Aim:
Extract the complete data exactly as given.

Stored data
☆ ☆ ☆ ☆ ☆

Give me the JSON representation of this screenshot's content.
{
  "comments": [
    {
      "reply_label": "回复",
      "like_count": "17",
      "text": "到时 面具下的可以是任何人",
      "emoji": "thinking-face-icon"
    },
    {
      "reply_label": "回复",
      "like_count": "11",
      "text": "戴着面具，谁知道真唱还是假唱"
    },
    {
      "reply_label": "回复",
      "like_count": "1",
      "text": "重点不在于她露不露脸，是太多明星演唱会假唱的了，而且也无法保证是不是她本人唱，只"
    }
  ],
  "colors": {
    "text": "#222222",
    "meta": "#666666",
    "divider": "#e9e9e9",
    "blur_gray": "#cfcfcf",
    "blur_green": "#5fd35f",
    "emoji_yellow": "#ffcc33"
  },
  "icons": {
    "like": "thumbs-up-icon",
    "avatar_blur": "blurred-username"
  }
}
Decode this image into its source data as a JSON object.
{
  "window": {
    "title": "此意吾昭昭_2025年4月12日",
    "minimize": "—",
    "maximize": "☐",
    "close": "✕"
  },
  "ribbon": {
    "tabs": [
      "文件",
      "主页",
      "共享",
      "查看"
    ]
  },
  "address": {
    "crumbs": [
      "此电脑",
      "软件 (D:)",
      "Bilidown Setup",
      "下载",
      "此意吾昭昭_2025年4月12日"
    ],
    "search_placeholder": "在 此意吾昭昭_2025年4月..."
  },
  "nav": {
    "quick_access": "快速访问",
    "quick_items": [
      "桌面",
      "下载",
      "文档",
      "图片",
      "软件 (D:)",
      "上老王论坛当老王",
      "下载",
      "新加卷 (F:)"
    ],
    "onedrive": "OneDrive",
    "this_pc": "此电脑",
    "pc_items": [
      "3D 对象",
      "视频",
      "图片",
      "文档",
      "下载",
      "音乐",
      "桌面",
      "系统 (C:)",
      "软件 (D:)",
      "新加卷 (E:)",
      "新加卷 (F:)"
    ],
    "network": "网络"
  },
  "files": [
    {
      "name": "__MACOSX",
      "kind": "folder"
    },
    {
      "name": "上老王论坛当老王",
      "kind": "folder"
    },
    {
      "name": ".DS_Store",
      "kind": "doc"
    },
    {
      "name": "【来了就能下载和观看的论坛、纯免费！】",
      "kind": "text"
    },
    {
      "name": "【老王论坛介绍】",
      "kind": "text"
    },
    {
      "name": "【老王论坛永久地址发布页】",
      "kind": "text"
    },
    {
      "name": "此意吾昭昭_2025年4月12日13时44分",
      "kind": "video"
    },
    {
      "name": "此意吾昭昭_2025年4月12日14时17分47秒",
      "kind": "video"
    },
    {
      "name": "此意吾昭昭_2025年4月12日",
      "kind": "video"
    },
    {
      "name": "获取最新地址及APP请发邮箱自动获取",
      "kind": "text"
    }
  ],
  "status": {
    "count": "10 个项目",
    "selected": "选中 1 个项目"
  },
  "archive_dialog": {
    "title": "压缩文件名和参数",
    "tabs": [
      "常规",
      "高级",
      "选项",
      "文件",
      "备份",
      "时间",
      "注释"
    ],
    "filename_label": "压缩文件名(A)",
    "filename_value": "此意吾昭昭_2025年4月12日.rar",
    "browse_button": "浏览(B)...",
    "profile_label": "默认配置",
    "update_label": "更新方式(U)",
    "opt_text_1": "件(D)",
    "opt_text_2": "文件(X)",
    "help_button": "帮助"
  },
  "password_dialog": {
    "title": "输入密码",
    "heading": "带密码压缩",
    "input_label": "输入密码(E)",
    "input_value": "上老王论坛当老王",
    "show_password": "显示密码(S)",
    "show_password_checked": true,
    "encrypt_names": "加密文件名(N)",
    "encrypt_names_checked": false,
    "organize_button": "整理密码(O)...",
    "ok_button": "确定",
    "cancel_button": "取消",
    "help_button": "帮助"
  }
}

☆ ☆ ☆ ☆ ☆

Worked solution:
Give me the JSON representation of this screenshot's content.
{
  "comments": [
    {
      "reply_label": "回复",
      "like_count": "17",
      "text": "到时 面具下的可以是任何人",
      "emoji": "thinking-face-icon"
    },
    {
      "reply_label": "回复",
      "like_count": "11",
      "text": "戴着面具，谁知道真唱还是假唱"
    },
    {
      "reply_label": "回复",
      "like_count": "1",
      "text": "重点不在于她露不露脸，是太多明星演唱会假唱的了，而且也无法保证是不是她本人唱，只"
    }
  ],
  "colors": {
    "text": "#222222",
    "meta": "#666666",
    "divider": "#e9e9e9",
    "blur_gray": "#cfcfcf",
    "blur_green": "#5fd35f",
    "emoji_yellow": "#ffcc33"
  },
  "icons": {
    "like": "thumbs-up-icon",
    "avatar_blur": "blurred-username"
  }
}
Decode this image into its source data as a JSON object.
{
  "window": {
    "title": "此意吾昭昭_2025年4月12日",
    "minimize": "—",
    "maximize": "☐",
    "close": "✕"
  },
  "ribbon": {
    "tabs": [
      "文件",
      "主页",
      "共享",
      "查看"
    ]
  },
  "address": {
    "crumbs": [
      "此电脑",
      "软件 (D:)",
      "Bilidown Setup",
      "下载",
      "此意吾昭昭_2025年4月12日"
    ],
    "search_placeholder": "在 此意吾昭昭_2025年4月..."
  },
  "nav": {
    "quick_access": "快速访问",
    "quick_items": [
      "桌面",
      "下载",
      "文档",
      "图片",
      "软件 (D:)",
      "上老王论坛当老王",
      "下载",
      "新加卷 (F:)"
    ],
    "onedrive": "OneDrive",
    "this_pc": "此电脑",
    "pc_items": [
      "3D 对象",
      "视频",
      "图片",
      "文档",
      "下载",
      "音乐",
      "桌面",
      "系统 (C:)",
      "软件 (D:)",
      "新加卷 (E:)",
      "新加卷 (F:)"
    ],
    "network": "网络"
  },
  "files": [
    {
      "name": "__MACOSX",
      "kind": "folder"
    },
    {
      "name": "上老王论坛当老王",
      "kind": "folder"
    },
    {
      "name": ".DS_Store",
      "kind": "doc"
    },
    {
      "name": "【来了就能下载和观看的论坛、纯免费！】",
      "kind": "text"
    },
    {
      "name": "【老王论坛介绍】",
      "kind": "text"
    },
    {
      "name": "【老王论坛永久地址发布页】",
      "kind": "text"
    },
    {
      "name": "此意吾昭昭_2025年4月12日13时44分",
      "kind": "video"
    },
    {
      "name": "此意吾昭昭_2025年4月12日14时17分47秒",
      "kind": "video"
    },
    {
      "name": "此意吾昭昭_2025年4月12日",
      "kind": "video"
    },
    {
      "name": "获取最新地址及APP请发邮箱自动获取",
      "kind": "text"
    }
  ],
  "status": {
    "count": "10 个项目",
    "selected": "选中 1 个项目"
  },
  "archive_dialog": {
    "title": "压缩文件名和参数",
    "tabs": [
      "常规",
      "高级",
      "选项",
      "文件",
      "备份",
      "时间",
      "注释"
    ],
    "filename_label": "压缩文件名(A)",
    "filename_value": "此意吾昭昭_2025年4月12日.rar",
    "browse_button": "浏览(B)...",
    "profile_label": "默认配置",
    "update_label": "更新方式(U)",
    "opt_text_1": "件(D)",
    "opt_text_2": "文件(X)",
    "help_button": "帮助"
  },
  "password_dialog": {
    "title": "输入密码",
    "heading": "带密码压缩",
    "input_label": "输入密码(E)",
    "input_value": "上老王论坛当老王",
    "show_password": "显示密码(S)",
    "show_password_checked": true,
    "encrypt_names": "加密文件名(N)",
    "encrypt_names_checked": false,
    "organize_button": "整理密码(O)...",
    "ok_button": "确定",
    "cancel_button": "取消",
    "help_button": "帮助"
  }
}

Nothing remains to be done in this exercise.